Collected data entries
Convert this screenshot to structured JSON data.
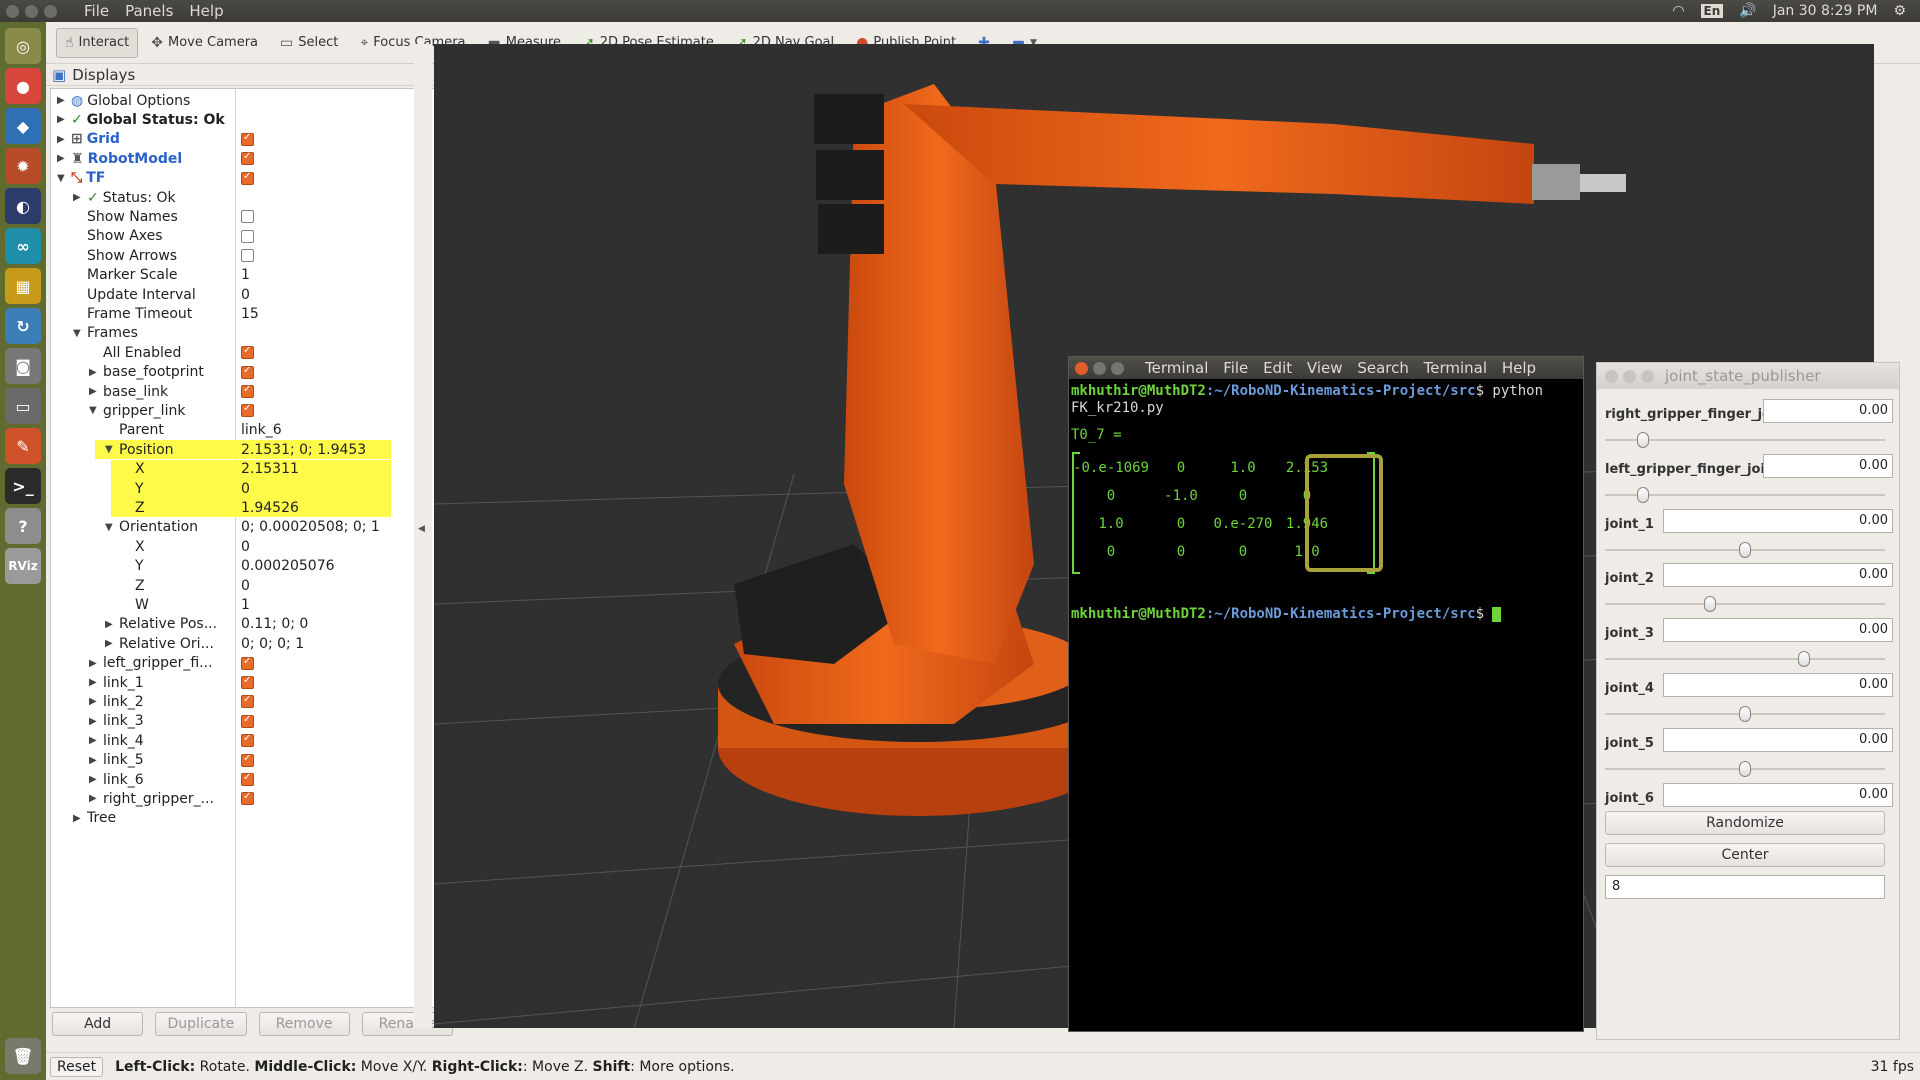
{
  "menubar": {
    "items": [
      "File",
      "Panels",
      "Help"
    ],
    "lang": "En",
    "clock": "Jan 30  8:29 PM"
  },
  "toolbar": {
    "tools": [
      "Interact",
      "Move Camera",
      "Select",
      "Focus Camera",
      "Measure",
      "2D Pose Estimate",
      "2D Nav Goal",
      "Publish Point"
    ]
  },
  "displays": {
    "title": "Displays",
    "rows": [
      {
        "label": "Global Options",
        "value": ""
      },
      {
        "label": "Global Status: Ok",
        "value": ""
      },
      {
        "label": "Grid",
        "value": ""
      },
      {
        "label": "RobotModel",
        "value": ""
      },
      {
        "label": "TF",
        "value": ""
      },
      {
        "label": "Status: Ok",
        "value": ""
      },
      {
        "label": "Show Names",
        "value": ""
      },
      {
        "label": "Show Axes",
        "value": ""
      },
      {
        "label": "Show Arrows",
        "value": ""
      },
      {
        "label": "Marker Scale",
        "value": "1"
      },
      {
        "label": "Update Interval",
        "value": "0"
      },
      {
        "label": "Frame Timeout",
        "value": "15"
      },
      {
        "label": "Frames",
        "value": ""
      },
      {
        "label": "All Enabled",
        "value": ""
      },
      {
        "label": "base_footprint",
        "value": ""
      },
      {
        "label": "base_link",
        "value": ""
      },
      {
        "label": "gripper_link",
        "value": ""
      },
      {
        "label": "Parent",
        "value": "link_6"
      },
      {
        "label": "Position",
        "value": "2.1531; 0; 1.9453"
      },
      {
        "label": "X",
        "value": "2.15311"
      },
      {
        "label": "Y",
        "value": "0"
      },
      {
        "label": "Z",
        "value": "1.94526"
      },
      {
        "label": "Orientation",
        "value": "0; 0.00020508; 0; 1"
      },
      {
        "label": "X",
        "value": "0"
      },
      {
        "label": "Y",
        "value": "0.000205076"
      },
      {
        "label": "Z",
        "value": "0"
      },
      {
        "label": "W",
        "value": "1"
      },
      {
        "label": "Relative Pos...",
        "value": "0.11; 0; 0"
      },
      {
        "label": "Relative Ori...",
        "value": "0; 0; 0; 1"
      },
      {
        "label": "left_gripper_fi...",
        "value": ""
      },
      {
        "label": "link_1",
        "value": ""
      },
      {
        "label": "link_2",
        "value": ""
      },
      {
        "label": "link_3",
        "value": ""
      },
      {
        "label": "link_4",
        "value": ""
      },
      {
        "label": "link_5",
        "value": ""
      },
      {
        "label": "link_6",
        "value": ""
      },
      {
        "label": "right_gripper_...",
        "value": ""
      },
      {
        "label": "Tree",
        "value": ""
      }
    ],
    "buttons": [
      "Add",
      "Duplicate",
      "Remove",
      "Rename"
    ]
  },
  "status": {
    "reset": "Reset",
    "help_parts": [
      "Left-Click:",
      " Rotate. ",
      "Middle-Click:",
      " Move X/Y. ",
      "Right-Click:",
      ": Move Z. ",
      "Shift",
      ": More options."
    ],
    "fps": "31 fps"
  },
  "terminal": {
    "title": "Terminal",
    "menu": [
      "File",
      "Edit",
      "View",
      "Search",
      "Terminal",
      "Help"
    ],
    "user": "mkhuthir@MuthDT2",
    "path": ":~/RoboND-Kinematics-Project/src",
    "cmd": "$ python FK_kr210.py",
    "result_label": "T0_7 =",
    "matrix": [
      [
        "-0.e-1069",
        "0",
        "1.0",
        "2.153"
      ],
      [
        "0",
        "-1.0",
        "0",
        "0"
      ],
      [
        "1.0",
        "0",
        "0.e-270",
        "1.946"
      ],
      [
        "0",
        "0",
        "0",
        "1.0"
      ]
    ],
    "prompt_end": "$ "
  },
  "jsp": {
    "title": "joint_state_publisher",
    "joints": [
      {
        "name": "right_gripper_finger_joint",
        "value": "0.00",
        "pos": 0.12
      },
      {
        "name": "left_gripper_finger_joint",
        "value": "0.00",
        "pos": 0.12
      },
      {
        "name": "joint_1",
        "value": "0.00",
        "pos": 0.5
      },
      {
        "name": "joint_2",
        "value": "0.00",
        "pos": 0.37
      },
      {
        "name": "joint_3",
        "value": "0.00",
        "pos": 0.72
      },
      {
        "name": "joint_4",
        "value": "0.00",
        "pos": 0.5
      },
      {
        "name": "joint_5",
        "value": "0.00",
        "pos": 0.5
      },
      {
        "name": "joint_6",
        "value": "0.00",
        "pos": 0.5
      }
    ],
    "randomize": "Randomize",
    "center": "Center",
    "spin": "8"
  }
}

**Exercise directions:** Using the data above, copy each line that contains "Global".

**Finished answer:**
        "label": "Global Options",
        "label": "Global Status: Ok",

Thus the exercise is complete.